__Exercise aim__. Every line that holds the string "type" is to be identified and copied.

__Supplied entries__.
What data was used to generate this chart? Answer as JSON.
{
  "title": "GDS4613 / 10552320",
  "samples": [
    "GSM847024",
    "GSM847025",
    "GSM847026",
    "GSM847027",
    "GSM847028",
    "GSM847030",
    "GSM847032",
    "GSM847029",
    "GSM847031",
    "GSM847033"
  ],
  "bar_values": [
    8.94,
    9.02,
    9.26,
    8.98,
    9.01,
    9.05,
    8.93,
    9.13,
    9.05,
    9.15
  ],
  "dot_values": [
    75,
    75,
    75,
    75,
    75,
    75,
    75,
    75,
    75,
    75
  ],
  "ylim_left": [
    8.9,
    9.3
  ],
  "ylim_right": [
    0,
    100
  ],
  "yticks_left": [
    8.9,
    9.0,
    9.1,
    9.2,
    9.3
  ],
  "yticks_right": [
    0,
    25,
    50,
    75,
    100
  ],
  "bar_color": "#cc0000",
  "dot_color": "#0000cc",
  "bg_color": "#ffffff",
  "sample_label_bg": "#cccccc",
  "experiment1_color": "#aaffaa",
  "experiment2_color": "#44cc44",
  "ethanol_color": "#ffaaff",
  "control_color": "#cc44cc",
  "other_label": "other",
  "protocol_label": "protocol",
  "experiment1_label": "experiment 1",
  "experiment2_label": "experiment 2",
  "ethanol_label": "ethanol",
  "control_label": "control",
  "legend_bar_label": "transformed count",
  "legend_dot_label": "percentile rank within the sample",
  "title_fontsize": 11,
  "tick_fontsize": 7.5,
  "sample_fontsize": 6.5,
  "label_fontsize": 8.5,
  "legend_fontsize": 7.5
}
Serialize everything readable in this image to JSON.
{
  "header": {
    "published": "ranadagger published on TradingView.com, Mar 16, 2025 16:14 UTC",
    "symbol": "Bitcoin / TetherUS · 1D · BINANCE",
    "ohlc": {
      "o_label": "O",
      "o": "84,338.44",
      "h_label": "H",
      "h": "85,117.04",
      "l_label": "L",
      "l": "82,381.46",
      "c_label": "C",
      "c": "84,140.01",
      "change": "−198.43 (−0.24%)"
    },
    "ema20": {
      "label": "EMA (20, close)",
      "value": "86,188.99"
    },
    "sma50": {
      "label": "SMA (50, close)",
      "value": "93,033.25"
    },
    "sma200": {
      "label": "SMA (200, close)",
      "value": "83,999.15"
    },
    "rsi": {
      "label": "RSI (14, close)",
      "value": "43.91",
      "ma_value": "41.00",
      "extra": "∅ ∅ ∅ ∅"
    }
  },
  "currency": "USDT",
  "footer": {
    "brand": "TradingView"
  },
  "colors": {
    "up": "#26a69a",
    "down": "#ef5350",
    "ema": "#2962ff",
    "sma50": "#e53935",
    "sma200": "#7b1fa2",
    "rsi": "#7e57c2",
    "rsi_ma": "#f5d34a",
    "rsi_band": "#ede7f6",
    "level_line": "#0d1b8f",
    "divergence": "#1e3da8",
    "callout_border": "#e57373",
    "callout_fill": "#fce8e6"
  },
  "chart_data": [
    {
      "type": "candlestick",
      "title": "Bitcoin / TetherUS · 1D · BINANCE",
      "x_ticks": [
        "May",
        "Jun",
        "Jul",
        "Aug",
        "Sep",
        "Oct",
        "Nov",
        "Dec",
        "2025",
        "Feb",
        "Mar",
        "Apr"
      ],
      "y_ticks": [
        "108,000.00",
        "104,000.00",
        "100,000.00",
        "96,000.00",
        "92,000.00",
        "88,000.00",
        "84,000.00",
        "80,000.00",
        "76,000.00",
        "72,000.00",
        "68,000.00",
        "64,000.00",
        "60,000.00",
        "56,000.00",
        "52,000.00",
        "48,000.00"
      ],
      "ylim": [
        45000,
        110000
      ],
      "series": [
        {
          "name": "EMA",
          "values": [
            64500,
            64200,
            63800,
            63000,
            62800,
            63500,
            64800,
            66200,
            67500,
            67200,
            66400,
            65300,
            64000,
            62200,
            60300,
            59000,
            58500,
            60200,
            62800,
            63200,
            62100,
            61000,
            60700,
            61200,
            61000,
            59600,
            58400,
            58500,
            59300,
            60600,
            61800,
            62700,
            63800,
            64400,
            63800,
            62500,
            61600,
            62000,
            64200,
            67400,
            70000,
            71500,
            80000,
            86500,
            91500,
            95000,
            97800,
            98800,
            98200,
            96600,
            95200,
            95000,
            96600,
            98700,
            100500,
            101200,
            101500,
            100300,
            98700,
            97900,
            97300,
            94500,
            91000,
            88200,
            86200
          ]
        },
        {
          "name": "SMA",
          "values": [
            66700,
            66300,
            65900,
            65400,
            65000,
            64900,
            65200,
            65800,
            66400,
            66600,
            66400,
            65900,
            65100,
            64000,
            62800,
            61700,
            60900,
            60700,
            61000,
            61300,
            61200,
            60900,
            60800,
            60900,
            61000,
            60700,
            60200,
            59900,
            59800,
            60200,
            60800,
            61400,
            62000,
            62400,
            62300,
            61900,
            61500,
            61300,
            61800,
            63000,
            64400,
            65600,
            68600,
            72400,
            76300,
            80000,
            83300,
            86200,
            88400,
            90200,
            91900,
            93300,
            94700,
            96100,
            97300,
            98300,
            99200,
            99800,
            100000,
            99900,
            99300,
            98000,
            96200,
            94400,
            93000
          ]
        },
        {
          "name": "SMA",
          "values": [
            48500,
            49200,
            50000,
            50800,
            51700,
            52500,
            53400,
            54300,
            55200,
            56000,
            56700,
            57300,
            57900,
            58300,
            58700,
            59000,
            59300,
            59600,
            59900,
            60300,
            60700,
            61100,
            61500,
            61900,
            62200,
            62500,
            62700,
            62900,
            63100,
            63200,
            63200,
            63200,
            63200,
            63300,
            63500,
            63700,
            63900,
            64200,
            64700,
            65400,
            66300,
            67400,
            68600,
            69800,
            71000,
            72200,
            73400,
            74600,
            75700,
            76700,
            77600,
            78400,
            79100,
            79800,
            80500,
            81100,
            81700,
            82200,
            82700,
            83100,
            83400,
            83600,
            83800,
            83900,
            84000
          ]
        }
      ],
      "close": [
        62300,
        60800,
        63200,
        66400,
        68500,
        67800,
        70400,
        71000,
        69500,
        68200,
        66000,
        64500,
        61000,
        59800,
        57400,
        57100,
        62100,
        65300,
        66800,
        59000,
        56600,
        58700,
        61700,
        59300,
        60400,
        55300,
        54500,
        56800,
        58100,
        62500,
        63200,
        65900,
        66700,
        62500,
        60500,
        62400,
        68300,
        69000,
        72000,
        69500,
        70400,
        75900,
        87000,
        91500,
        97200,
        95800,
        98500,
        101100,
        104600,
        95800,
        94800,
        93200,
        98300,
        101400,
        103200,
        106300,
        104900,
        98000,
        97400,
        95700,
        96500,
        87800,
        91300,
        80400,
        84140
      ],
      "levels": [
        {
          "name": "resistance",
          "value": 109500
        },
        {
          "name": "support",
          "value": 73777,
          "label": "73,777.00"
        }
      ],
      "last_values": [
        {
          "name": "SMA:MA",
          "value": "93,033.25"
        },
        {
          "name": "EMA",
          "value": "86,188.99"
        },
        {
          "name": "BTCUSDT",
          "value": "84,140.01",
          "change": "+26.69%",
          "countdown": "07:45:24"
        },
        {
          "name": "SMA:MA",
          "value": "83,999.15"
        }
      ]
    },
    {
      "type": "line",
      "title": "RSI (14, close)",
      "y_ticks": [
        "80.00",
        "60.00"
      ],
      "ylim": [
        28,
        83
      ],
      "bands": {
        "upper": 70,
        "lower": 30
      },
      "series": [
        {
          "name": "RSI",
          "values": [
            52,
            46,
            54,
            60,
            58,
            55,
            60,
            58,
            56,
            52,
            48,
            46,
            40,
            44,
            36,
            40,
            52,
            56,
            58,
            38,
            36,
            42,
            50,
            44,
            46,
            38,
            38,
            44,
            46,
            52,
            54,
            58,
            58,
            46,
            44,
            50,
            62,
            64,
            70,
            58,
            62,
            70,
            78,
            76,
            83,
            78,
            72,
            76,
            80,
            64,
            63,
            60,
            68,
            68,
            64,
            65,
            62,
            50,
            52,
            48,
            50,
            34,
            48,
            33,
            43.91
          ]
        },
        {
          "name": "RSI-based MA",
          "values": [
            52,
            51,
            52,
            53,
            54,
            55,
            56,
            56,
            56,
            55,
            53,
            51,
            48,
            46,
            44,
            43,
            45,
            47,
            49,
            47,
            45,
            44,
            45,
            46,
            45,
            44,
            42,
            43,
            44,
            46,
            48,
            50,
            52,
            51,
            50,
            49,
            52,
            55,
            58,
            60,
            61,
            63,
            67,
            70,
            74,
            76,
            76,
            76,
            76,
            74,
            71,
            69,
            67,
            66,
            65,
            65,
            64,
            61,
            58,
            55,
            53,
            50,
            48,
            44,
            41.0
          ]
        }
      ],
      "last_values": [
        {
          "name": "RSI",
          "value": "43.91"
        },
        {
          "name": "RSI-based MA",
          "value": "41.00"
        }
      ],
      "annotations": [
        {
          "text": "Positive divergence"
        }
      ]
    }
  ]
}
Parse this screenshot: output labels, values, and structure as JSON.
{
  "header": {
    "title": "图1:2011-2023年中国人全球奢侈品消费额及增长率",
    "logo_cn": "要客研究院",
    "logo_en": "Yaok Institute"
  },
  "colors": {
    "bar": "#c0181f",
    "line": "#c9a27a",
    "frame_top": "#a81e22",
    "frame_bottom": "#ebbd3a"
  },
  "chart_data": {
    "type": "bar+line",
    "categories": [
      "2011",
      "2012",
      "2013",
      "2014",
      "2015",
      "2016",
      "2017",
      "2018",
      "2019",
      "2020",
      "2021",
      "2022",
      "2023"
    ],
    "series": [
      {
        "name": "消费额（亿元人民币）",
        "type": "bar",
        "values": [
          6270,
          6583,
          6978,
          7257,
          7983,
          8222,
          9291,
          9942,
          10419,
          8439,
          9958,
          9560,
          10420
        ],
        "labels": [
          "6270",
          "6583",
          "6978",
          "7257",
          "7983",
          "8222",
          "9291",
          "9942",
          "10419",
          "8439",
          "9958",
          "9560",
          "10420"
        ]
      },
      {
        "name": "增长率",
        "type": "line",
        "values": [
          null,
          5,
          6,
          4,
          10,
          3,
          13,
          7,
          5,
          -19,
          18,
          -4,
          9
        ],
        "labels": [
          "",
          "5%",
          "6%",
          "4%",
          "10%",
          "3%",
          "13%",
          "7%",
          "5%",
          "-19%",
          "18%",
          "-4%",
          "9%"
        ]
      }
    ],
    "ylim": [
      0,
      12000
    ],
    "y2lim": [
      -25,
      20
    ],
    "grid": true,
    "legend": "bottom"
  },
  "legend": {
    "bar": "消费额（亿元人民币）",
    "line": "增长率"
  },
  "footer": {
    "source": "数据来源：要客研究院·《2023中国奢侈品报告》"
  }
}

__Written solution__.
      "type": "candlestick",
      "type": "line",
    "type": "bar+line",
        "type": "bar",
        "type": "line",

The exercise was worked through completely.